Requirement:
Transcribe every entry word for word, leaving out all images.

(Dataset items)
---+---

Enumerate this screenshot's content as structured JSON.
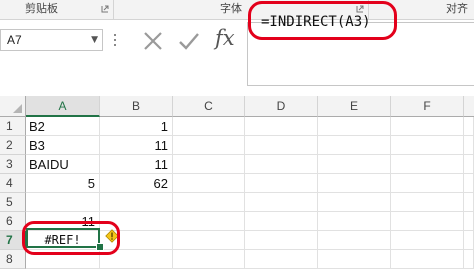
{
  "ribbon": {
    "groups": [
      {
        "label": "剪贴板"
      },
      {
        "label": "字体"
      },
      {
        "label": "对齐"
      }
    ]
  },
  "formula_bar": {
    "name_box": "A7",
    "formula": "=INDIRECT(A3)",
    "fx_label": "fx"
  },
  "grid": {
    "columns": [
      "A",
      "B",
      "C",
      "D",
      "E",
      "F"
    ],
    "rows": [
      "1",
      "2",
      "3",
      "4",
      "5",
      "6",
      "7",
      "8"
    ],
    "active_column": "A",
    "active_row": "7",
    "cells": {
      "A1": "B2",
      "B1": "1",
      "A2": "B3",
      "B2": "11",
      "A3": "BAIDU",
      "B3": "11",
      "A4": "5",
      "B4": "62",
      "A6": "11",
      "A7": "#REF!"
    }
  },
  "colors": {
    "accent": "#217346",
    "highlight": "#e3001b",
    "warning": "#f5c518"
  }
}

---+---

Expected answer:
Enumerate this screenshot's content as structured JSON.
{
  "ribbon": {
    "groups": [
      {
        "label": "剪贴板"
      },
      {
        "label": "字体"
      },
      {
        "label": "对齐"
      }
    ]
  },
  "formula_bar": {
    "name_box": "A7",
    "formula": "=INDIRECT(A3)",
    "fx_label": "fx"
  },
  "grid": {
    "columns": [
      "A",
      "B",
      "C",
      "D",
      "E",
      "F"
    ],
    "rows": [
      "1",
      "2",
      "3",
      "4",
      "5",
      "6",
      "7",
      "8"
    ],
    "active_column": "A",
    "active_row": "7",
    "cells": {
      "A1": "B2",
      "B1": "1",
      "A2": "B3",
      "B2": "11",
      "A3": "BAIDU",
      "B3": "11",
      "A4": "5",
      "B4": "62",
      "A6": "11",
      "A7": "#REF!"
    }
  },
  "colors": {
    "accent": "#217346",
    "highlight": "#e3001b",
    "warning": "#f5c518"
  }
}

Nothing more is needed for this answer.